• Assigned task A
In the interval training text, why should the recovery period be four times as long as the sprint? Answer in one to three sentences.
• Assigned task B
How would you translate this sentence from the interval training text into Spanish: "Finding a balance of sprints and recovery is key to a successful interval workout."

• Given text
···

Interval training torches calories and builds muscle.
Interval training torches calories and builds muscle. Exercise physiologists William Smith and Keith Burns give tips for making the most of your sprints.
Finding a balance of sprints and recovery is key to a successful interval workout.
After the ﬁrst 15 to 30 seconds of an all-out interval, the body typically enters a semihypoxic state, in which the muscles don’t get enough oxygen, performance starts to decrease, and lactate (which makes you sore after your workout) builds up, William says. To train your body to use oxygen more efficiently, start with 15-second intervals and add 15 seconds each time you exercise until you hit one minute.
Aim for a 1:4 ratio: If your sprint interval is one minute, your recovery walk or jog should be four. Seem like a lot? “It takes that long for the body to prepare for the next push. Otherwise, the following sprint will be compromised,” Keith says. And avoid going too hard when you’re supposed to be recovering. You should be able to say a full sentence William explains. You’re not slacking; you’re letting your body maximise its work periods.
Once you’ve stopped exercising, your body is still busy consuming extra oxygen, rebuilding your muscles, and replenishing its fuel stores – all of which burn calories. To facilitate the process, walk STEP for a few minutes, stretch your muscles, and stand up and move around every 30 to 60 minutes for the next several hours. “This allows your muscles to recover properly,” William says.

···

• Record excerpts
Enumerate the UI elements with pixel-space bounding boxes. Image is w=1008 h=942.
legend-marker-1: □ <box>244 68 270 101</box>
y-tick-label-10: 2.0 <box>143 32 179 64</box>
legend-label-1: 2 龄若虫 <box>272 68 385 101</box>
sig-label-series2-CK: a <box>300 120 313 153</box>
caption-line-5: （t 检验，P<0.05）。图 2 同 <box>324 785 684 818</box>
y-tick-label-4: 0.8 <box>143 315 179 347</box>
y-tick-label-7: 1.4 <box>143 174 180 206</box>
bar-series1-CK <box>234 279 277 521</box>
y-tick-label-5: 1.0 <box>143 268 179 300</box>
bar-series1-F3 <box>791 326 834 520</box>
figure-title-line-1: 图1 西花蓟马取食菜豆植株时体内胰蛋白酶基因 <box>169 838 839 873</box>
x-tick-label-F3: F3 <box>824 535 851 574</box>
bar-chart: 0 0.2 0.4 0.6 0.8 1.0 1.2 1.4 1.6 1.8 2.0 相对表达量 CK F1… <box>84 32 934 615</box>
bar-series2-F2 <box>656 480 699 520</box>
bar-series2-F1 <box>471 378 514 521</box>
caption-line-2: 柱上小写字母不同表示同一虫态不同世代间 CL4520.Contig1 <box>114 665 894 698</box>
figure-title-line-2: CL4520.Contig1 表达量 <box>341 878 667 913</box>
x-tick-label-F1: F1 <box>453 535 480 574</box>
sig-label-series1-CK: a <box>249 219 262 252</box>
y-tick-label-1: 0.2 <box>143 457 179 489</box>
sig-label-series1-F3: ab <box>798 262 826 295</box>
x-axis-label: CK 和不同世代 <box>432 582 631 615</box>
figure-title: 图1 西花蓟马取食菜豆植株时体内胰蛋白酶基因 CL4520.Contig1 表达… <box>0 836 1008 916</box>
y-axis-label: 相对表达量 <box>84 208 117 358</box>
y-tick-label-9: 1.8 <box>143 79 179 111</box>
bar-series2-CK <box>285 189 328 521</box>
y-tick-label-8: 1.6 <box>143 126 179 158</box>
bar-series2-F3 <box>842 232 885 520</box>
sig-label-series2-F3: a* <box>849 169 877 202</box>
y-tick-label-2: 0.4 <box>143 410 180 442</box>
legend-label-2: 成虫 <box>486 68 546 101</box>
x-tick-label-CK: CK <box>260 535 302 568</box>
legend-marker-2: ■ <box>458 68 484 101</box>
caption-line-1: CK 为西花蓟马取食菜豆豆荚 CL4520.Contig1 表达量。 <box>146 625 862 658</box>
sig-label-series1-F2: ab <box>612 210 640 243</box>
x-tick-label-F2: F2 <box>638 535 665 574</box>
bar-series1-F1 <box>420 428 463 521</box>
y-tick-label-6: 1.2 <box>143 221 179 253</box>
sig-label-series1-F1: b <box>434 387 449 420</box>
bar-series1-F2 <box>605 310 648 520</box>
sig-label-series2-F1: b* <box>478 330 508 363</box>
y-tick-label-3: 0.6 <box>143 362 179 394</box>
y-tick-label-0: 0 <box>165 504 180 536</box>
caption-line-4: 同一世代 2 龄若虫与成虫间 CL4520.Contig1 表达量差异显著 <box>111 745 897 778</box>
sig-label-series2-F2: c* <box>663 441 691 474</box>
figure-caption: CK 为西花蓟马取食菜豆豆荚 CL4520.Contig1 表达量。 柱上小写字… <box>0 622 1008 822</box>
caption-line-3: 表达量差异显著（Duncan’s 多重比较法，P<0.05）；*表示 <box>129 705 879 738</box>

···

• Response A
The body needs that long to prepare for the next push. Without that recovery time, the following sprint will be compromised.

• Response B
Encontrar un equilibrio entre los sprints y la recuperación es clave para un entrenamiento de intervalos exitoso.